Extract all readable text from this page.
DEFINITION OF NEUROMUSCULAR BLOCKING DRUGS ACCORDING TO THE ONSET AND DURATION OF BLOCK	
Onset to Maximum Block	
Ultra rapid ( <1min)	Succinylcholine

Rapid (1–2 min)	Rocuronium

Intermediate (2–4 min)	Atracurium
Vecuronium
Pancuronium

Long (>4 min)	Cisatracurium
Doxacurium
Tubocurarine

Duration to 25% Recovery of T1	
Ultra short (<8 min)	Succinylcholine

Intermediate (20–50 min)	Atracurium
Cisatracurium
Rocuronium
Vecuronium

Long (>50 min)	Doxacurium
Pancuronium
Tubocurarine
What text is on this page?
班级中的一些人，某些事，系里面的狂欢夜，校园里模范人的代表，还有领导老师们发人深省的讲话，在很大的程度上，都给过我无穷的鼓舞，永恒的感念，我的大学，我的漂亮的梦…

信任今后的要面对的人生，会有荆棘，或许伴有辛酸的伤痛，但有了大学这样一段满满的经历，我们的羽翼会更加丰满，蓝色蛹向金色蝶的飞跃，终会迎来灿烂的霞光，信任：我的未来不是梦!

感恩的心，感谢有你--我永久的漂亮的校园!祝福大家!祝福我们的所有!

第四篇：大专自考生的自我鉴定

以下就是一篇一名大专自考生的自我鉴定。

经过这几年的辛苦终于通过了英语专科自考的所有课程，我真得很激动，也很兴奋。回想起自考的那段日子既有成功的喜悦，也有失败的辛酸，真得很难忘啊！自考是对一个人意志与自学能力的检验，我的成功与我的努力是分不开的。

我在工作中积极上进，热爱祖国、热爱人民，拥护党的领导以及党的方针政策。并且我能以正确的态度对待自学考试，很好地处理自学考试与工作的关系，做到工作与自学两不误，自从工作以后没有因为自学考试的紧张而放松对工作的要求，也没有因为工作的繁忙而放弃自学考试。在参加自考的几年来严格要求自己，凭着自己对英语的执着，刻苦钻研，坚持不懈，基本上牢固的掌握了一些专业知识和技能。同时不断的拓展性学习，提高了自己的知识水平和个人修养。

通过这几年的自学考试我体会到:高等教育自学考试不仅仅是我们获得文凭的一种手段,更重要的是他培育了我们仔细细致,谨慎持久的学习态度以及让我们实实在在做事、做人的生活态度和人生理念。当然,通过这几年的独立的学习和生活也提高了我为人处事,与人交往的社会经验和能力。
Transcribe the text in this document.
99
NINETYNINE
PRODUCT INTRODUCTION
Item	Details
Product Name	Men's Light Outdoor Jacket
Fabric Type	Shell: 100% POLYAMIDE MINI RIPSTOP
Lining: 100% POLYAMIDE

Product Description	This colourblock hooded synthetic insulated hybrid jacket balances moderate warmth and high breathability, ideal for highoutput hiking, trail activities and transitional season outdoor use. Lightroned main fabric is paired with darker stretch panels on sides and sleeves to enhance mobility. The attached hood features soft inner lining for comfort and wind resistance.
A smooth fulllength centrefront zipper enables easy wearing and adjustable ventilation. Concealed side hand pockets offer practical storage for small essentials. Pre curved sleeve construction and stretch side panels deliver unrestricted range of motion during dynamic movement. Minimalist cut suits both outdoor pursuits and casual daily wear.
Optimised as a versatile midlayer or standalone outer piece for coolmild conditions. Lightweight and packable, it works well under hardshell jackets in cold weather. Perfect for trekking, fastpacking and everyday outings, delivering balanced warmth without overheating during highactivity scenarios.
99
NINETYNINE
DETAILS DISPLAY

——

Transcribe the data above in full, exactly.

**TASK SOLUTION:**
Extract all readable text from this page.
DEFINITION OF NEUROMUSCULAR BLOCKING DRUGS ACCORDING TO THE ONSET AND DURATION OF BLOCK	
Onset to Maximum Block	
Ultra rapid ( <1min)	Succinylcholine

Rapid (1–2 min)	Rocuronium

Intermediate (2–4 min)	Atracurium
Vecuronium
Pancuronium

Long (>4 min)	Cisatracurium
Doxacurium
Tubocurarine

Duration to 25% Recovery of T1	
Ultra short (<8 min)	Succinylcholine

Intermediate (20–50 min)	Atracurium
Cisatracurium
Rocuronium
Vecuronium

Long (>50 min)	Doxacurium
Pancuronium
Tubocurarine
What text is on this page?
班级中的一些人，某些事，系里面的狂欢夜，校园里模范人的代表，还有领导老师们发人深省的讲话，在很大的程度上，都给过我无穷的鼓舞，永恒的感念，我的大学，我的漂亮的梦…

信任今后的要面对的人生，会有荆棘，或许伴有辛酸的伤痛，但有了大学这样一段满满的经历，我们的羽翼会更加丰满，蓝色蛹向金色蝶的飞跃，终会迎来灿烂的霞光，信任：我的未来不是梦!

感恩的心，感谢有你--我永久的漂亮的校园!祝福大家!祝福我们的所有!

第四篇：大专自考生的自我鉴定

以下就是一篇一名大专自考生的自我鉴定。

经过这几年的辛苦终于通过了英语专科自考的所有课程，我真得很激动，也很兴奋。回想起自考的那段日子既有成功的喜悦，也有失败的辛酸，真得很难忘啊！自考是对一个人意志与自学能力的检验，我的成功与我的努力是分不开的。

我在工作中积极上进，热爱祖国、热爱人民，拥护党的领导以及党的方针政策。并且我能以正确的态度对待自学考试，很好地处理自学考试与工作的关系，做到工作与自学两不误，自从工作以后没有因为自学考试的紧张而放松对工作的要求，也没有因为工作的繁忙而放弃自学考试。在参加自考的几年来严格要求自己，凭着自己对英语的执着，刻苦钻研，坚持不懈，基本上牢固的掌握了一些专业知识和技能。同时不断的拓展性学习，提高了自己的知识水平和个人修养。

通过这几年的自学考试我体会到:高等教育自学考试不仅仅是我们获得文凭的一种手段,更重要的是他培育了我们仔细细致,谨慎持久的学习态度以及让我们实实在在做事、做人的生活态度和人生理念。当然,通过这几年的独立的学习和生活也提高了我为人处事,与人交往的社会经验和能力。
Transcribe the text in this document.
99
NINETYNINE
PRODUCT INTRODUCTION
Item	Details
Product Name	Men's Light Outdoor Jacket
Fabric Type	Shell: 100% POLYAMIDE MINI RIPSTOP
Lining: 100% POLYAMIDE

Product Description	This colourblock hooded synthetic insulated hybrid jacket balances moderate warmth and high breathability, ideal for highoutput hiking, trail activities and transitional season outdoor use. Lightroned main fabric is paired with darker stretch panels on sides and sleeves to enhance mobility. The attached hood features soft inner lining for comfort and wind resistance.
A smooth fulllength centrefront zipper enables easy wearing and adjustable ventilation. Concealed side hand pockets offer practical storage for small essentials. Pre curved sleeve construction and stretch side panels deliver unrestricted range of motion during dynamic movement. Minimalist cut suits both outdoor pursuits and casual daily wear.
Optimised as a versatile midlayer or standalone outer piece for coolmild conditions. Lightweight and packable, it works well under hardshell jackets in cold weather. Perfect for trekking, fastpacking and everyday outings, delivering balanced warmth without overheating during highactivity scenarios.
99
NINETYNINE
DETAILS DISPLAY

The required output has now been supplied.